▸ SET TASK
Quote the full listing word for word.
<<<<
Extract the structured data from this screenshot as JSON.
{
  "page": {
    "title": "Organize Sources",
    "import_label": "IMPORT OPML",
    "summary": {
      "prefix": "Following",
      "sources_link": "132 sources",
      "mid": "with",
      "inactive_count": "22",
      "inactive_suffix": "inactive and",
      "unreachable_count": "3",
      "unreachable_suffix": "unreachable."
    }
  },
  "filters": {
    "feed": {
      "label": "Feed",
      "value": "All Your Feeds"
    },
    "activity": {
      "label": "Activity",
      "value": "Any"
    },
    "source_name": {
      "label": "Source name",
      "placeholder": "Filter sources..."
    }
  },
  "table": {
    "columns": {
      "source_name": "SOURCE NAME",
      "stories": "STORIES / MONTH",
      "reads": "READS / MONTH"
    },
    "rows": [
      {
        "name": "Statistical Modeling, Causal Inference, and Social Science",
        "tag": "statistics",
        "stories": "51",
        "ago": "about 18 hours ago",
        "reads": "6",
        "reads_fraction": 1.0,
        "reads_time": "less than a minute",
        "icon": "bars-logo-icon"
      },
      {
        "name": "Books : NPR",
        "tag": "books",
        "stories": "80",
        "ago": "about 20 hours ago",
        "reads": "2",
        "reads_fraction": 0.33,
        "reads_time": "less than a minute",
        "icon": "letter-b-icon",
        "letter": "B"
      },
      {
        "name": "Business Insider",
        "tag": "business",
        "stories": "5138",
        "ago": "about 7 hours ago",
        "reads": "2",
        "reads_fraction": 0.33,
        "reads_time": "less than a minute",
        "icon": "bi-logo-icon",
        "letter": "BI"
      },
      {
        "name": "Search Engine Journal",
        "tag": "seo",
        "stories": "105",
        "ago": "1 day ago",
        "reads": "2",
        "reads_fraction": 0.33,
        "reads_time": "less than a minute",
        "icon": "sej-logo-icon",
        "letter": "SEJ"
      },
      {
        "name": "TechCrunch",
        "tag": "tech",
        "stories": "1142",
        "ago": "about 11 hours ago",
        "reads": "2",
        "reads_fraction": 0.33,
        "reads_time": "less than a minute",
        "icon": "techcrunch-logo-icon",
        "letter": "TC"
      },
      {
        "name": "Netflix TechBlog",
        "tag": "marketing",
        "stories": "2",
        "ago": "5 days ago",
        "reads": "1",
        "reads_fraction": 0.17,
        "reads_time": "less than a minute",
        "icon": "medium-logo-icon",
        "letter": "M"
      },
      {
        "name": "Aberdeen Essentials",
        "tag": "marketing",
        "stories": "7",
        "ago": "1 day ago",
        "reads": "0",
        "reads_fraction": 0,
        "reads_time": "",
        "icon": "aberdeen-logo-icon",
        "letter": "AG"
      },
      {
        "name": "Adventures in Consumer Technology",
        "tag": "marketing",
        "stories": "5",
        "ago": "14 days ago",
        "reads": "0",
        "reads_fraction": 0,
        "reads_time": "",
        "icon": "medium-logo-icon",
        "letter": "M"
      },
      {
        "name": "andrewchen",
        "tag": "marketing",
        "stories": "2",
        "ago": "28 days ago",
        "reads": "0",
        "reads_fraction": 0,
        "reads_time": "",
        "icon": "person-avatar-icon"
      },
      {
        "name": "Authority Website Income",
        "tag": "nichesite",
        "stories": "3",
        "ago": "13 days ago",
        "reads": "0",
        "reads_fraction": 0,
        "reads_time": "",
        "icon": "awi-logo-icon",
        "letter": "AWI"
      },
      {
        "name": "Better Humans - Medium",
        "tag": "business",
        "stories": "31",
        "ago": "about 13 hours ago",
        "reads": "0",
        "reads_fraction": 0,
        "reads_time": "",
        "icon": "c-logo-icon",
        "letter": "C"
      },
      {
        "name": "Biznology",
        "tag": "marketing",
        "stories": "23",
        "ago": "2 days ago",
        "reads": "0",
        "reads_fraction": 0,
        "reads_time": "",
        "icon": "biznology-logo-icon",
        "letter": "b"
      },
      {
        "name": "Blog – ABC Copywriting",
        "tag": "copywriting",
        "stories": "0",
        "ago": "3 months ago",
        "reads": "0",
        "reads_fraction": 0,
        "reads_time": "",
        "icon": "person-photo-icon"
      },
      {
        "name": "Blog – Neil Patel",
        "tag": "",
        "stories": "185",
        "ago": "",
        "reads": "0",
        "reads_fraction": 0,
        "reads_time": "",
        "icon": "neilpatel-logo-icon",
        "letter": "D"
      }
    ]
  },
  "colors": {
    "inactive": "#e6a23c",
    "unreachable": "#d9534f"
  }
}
>>>>
▸ THE RESPONSE
Extract the structured data from this screenshot as JSON.
{
  "page": {
    "title": "Organize Sources",
    "import_label": "IMPORT OPML",
    "summary": {
      "prefix": "Following",
      "sources_link": "132 sources",
      "mid": "with",
      "inactive_count": "22",
      "inactive_suffix": "inactive and",
      "unreachable_count": "3",
      "unreachable_suffix": "unreachable."
    }
  },
  "filters": {
    "feed": {
      "label": "Feed",
      "value": "All Your Feeds"
    },
    "activity": {
      "label": "Activity",
      "value": "Any"
    },
    "source_name": {
      "label": "Source name",
      "placeholder": "Filter sources..."
    }
  },
  "table": {
    "columns": {
      "source_name": "SOURCE NAME",
      "stories": "STORIES / MONTH",
      "reads": "READS / MONTH"
    },
    "rows": [
      {
        "name": "Statistical Modeling, Causal Inference, and Social Science",
        "tag": "statistics",
        "stories": "51",
        "ago": "about 18 hours ago",
        "reads": "6",
        "reads_fraction": 1.0,
        "reads_time": "less than a minute",
        "icon": "bars-logo-icon"
      },
      {
        "name": "Books : NPR",
        "tag": "books",
        "stories": "80",
        "ago": "about 20 hours ago",
        "reads": "2",
        "reads_fraction": 0.33,
        "reads_time": "less than a minute",
        "icon": "letter-b-icon",
        "letter": "B"
      },
      {
        "name": "Business Insider",
        "tag": "business",
        "stories": "5138",
        "ago": "about 7 hours ago",
        "reads": "2",
        "reads_fraction": 0.33,
        "reads_time": "less than a minute",
        "icon": "bi-logo-icon",
        "letter": "BI"
      },
      {
        "name": "Search Engine Journal",
        "tag": "seo",
        "stories": "105",
        "ago": "1 day ago",
        "reads": "2",
        "reads_fraction": 0.33,
        "reads_time": "less than a minute",
        "icon": "sej-logo-icon",
        "letter": "SEJ"
      },
      {
        "name": "TechCrunch",
        "tag": "tech",
        "stories": "1142",
        "ago": "about 11 hours ago",
        "reads": "2",
        "reads_fraction": 0.33,
        "reads_time": "less than a minute",
        "icon": "techcrunch-logo-icon",
        "letter": "TC"
      },
      {
        "name": "Netflix TechBlog",
        "tag": "marketing",
        "stories": "2",
        "ago": "5 days ago",
        "reads": "1",
        "reads_fraction": 0.17,
        "reads_time": "less than a minute",
        "icon": "medium-logo-icon",
        "letter": "M"
      },
      {
        "name": "Aberdeen Essentials",
        "tag": "marketing",
        "stories": "7",
        "ago": "1 day ago",
        "reads": "0",
        "reads_fraction": 0,
        "reads_time": "",
        "icon": "aberdeen-logo-icon",
        "letter": "AG"
      },
      {
        "name": "Adventures in Consumer Technology",
        "tag": "marketing",
        "stories": "5",
        "ago": "14 days ago",
        "reads": "0",
        "reads_fraction": 0,
        "reads_time": "",
        "icon": "medium-logo-icon",
        "letter": "M"
      },
      {
        "name": "andrewchen",
        "tag": "marketing",
        "stories": "2",
        "ago": "28 days ago",
        "reads": "0",
        "reads_fraction": 0,
        "reads_time": "",
        "icon": "person-avatar-icon"
      },
      {
        "name": "Authority Website Income",
        "tag": "nichesite",
        "stories": "3",
        "ago": "13 days ago",
        "reads": "0",
        "reads_fraction": 0,
        "reads_time": "",
        "icon": "awi-logo-icon",
        "letter": "AWI"
      },
      {
        "name": "Better Humans - Medium",
        "tag": "business",
        "stories": "31",
        "ago": "about 13 hours ago",
        "reads": "0",
        "reads_fraction": 0,
        "reads_time": "",
        "icon": "c-logo-icon",
        "letter": "C"
      },
      {
        "name": "Biznology",
        "tag": "marketing",
        "stories": "23",
        "ago": "2 days ago",
        "reads": "0",
        "reads_fraction": 0,
        "reads_time": "",
        "icon": "biznology-logo-icon",
        "letter": "b"
      },
      {
        "name": "Blog – ABC Copywriting",
        "tag": "copywriting",
        "stories": "0",
        "ago": "3 months ago",
        "reads": "0",
        "reads_fraction": 0,
        "reads_time": "",
        "icon": "person-photo-icon"
      },
      {
        "name": "Blog – Neil Patel",
        "tag": "",
        "stories": "185",
        "ago": "",
        "reads": "0",
        "reads_fraction": 0,
        "reads_time": "",
        "icon": "neilpatel-logo-icon",
        "letter": "D"
      }
    ]
  },
  "colors": {
    "inactive": "#e6a23c",
    "unreachable": "#d9534f"
  }
}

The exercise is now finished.